Qué hacer:
Reproduce sin ningún cambio cada una de las líneas de los registros que siguen.

Registros de anotación de regiones

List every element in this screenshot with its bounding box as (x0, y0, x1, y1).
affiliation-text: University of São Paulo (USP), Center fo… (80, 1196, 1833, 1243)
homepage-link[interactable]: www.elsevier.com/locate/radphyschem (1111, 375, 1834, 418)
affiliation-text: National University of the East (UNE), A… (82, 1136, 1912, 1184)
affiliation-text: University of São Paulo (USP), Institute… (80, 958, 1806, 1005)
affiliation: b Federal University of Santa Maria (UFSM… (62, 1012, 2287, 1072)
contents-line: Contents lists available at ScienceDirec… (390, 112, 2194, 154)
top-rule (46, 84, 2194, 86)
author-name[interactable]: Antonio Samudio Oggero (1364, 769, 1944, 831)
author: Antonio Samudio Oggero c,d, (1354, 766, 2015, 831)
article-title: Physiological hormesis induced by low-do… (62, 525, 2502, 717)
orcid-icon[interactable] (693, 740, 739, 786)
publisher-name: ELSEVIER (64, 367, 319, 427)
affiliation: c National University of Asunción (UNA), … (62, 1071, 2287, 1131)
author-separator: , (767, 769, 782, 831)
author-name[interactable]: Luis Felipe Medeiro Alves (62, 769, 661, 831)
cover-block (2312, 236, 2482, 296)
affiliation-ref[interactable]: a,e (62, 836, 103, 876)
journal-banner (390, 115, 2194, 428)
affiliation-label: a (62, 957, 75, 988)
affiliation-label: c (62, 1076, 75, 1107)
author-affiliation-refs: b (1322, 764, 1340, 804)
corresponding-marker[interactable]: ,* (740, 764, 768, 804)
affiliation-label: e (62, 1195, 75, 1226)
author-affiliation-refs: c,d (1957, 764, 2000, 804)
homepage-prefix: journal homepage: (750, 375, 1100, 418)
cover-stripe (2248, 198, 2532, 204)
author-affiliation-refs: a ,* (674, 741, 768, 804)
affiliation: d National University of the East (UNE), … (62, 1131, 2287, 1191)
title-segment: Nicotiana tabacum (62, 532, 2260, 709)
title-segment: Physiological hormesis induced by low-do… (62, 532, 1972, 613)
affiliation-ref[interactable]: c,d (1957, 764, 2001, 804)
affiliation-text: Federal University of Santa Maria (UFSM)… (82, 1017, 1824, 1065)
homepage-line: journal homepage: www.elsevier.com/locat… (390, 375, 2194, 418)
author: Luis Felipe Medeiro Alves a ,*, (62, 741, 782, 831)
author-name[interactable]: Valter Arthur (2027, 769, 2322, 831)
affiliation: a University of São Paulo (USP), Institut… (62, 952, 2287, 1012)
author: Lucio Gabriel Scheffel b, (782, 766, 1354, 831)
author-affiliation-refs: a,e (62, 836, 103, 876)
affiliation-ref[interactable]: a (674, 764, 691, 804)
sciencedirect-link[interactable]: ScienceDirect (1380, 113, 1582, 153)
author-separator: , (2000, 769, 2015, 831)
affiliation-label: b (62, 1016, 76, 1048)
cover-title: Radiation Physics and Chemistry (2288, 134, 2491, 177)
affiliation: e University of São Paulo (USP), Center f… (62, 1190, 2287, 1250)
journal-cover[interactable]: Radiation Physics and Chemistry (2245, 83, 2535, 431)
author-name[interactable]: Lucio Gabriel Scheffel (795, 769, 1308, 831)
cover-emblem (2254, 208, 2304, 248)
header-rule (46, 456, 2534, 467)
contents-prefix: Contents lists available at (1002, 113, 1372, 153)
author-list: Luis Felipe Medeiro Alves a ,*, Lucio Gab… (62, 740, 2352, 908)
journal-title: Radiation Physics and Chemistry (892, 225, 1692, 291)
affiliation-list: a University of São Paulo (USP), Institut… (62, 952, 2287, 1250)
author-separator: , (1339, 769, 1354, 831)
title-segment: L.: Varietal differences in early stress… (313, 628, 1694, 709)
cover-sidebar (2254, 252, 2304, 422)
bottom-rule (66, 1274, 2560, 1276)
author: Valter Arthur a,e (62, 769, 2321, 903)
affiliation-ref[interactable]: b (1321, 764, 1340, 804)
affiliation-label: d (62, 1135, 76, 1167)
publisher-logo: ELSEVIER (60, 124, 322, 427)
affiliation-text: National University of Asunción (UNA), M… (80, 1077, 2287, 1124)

Resultado:
List every element in this screenshot with its bounding box as (x0, y0, x1, y1).
affiliation-text: University of São Paulo (USP), Center fo… (80, 1196, 1833, 1243)
homepage-link[interactable]: www.elsevier.com/locate/radphyschem (1111, 375, 1834, 418)
affiliation-text: National University of the East (UNE), A… (82, 1136, 1912, 1184)
affiliation-text: University of São Paulo (USP), Institute… (80, 958, 1806, 1005)
affiliation: b Federal University of Santa Maria (UFSM… (62, 1012, 2287, 1072)
contents-line: Contents lists available at ScienceDirec… (390, 112, 2194, 154)
top-rule (46, 84, 2194, 86)
author-name[interactable]: Antonio Samudio Oggero (1364, 769, 1944, 831)
author: Antonio Samudio Oggero c,d, (1354, 766, 2015, 831)
article-title: Physiological hormesis induced by low-do… (62, 525, 2502, 717)
orcid-icon[interactable] (693, 740, 739, 786)
publisher-name: ELSEVIER (64, 367, 319, 427)
affiliation: c National University of Asunción (UNA), … (62, 1071, 2287, 1131)
author-separator: , (767, 769, 782, 831)
author-name[interactable]: Luis Felipe Medeiro Alves (62, 769, 661, 831)
cover-block (2312, 236, 2482, 296)
affiliation-ref[interactable]: a,e (62, 836, 103, 876)
journal-banner (390, 115, 2194, 428)
affiliation-label: a (62, 957, 75, 988)
affiliation-label: c (62, 1076, 75, 1107)
author-affiliation-refs: b (1322, 764, 1340, 804)
corresponding-marker[interactable]: ,* (740, 764, 768, 804)
affiliation-label: e (62, 1195, 75, 1226)
author-affiliation-refs: c,d (1957, 764, 2000, 804)
homepage-prefix: journal homepage: (750, 375, 1100, 418)
cover-stripe (2248, 198, 2532, 204)
author-affiliation-refs: a ,* (674, 741, 768, 804)
affiliation: d National University of the East (UNE), … (62, 1131, 2287, 1191)
title-segment: Nicotiana tabacum (62, 532, 2260, 709)
title-segment: Physiological hormesis induced by low-do… (62, 532, 1972, 613)
affiliation-ref[interactable]: c,d (1957, 764, 2001, 804)
affiliation-text: Federal University of Santa Maria (UFSM)… (82, 1017, 1824, 1065)
homepage-line: journal homepage: www.elsevier.com/locat… (390, 375, 2194, 418)
author: Luis Felipe Medeiro Alves a ,*, (62, 741, 782, 831)
author-name[interactable]: Valter Arthur (2027, 769, 2322, 831)
affiliation: a University of São Paulo (USP), Institut… (62, 952, 2287, 1012)
author: Lucio Gabriel Scheffel b, (782, 766, 1354, 831)
author-affiliation-refs: a,e (62, 836, 103, 876)
affiliation-ref[interactable]: a (674, 764, 691, 804)
sciencedirect-link[interactable]: ScienceDirect (1380, 113, 1582, 153)
author-separator: , (2000, 769, 2015, 831)
affiliation-label: b (62, 1016, 76, 1048)
cover-title: Radiation Physics and Chemistry (2288, 134, 2491, 177)
affiliation: e University of São Paulo (USP), Center f… (62, 1190, 2287, 1250)
journal-cover[interactable]: Radiation Physics and Chemistry (2245, 83, 2535, 431)
author-name[interactable]: Lucio Gabriel Scheffel (795, 769, 1308, 831)
cover-emblem (2254, 208, 2304, 248)
header-rule (46, 456, 2534, 467)
contents-prefix: Contents lists available at (1002, 113, 1372, 153)
author-list: Luis Felipe Medeiro Alves a ,*, Lucio Gab… (62, 740, 2352, 908)
journal-title: Radiation Physics and Chemistry (892, 225, 1692, 291)
affiliation-list: a University of São Paulo (USP), Institut… (62, 952, 2287, 1250)
author-separator: , (1339, 769, 1354, 831)
title-segment: L.: Varietal differences in early stress… (313, 628, 1694, 709)
cover-sidebar (2254, 252, 2304, 422)
bottom-rule (66, 1274, 2560, 1276)
author: Valter Arthur a,e (62, 769, 2321, 903)
affiliation-ref[interactable]: b (1321, 764, 1340, 804)
affiliation-label: d (62, 1135, 76, 1167)
publisher-logo: ELSEVIER (60, 124, 322, 427)
affiliation-text: National University of Asunción (UNA), M… (80, 1077, 2287, 1124)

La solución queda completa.